_AIM OF THE EXERCISE_
Pictures within the data are to be left out; everything else must be reproduced exactly.

(Dataset items)
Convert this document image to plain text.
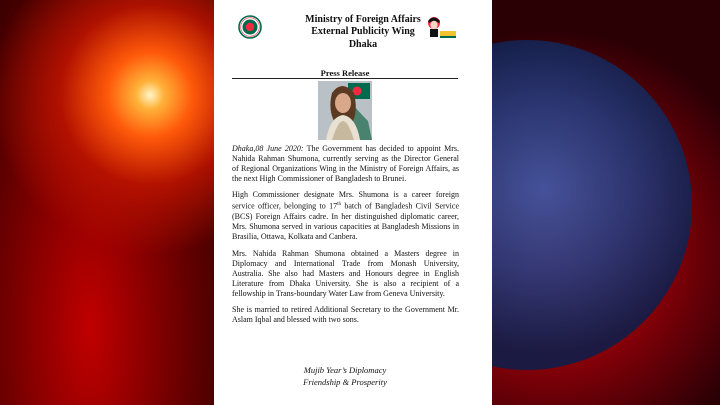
Ministry of Foreign Affairs
External Publicity Wing
Dhaka
Press Release

Dhaka,08 June 2020: The Government has decided to appoint Mrs. Nahida Rahman Shumona, currently serving as the Director General of Regional Organizations Wing in the Ministry of Foreign Affairs, as the next High Commissioner of Bangladesh to Brunei.

High Commissioner designate Mrs. Shumona is a career foreign service officer, belonging to 17th batch of Bangladesh Civil Service (BCS) Foreign Affairs cadre. In her distinguished diplomatic career, Mrs. Shumona served in various capacities at Bangladesh Missions in Brasilia, Ottawa, Kolkata and Canbera.

Mrs. Nahida Rahman Shumona obtained a Masters degree in Diplomacy and International Trade from Monash University, Australia. She also had Masters and Honours degree in English Literature from Dhaka University. She is also a recipient of a fellowship in Trans-boundary Water Law from Geneva University.

She is married to retired Additional Secretary to the Government Mr. Aslam Iqbal and blessed with two sons.

Mujib Year’s Diplomacy
Friendship & Prosperity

_WORKED SOLUTION_
Convert this document image to plain text.
Ministry of Foreign Affairs
External Publicity Wing
Dhaka
Press Release

Dhaka,08 June 2020: The Government has decided to appoint Mrs. Nahida Rahman Shumona, currently serving as the Director General of Regional Organizations Wing in the Ministry of Foreign Affairs, as the next High Commissioner of Bangladesh to Brunei.

High Commissioner designate Mrs. Shumona is a career foreign service officer, belonging to 17th batch of Bangladesh Civil Service (BCS) Foreign Affairs cadre. In her distinguished diplomatic career, Mrs. Shumona served in various capacities at Bangladesh Missions in Brasilia, Ottawa, Kolkata and Canbera.

Mrs. Nahida Rahman Shumona obtained a Masters degree in Diplomacy and International Trade from Monash University, Australia. She also had Masters and Honours degree in English Literature from Dhaka University. She is also a recipient of a fellowship in Trans-boundary Water Law from Geneva University.

She is married to retired Additional Secretary to the Government Mr. Aslam Iqbal and blessed with two sons.

Mujib Year’s Diplomacy
Friendship & Prosperity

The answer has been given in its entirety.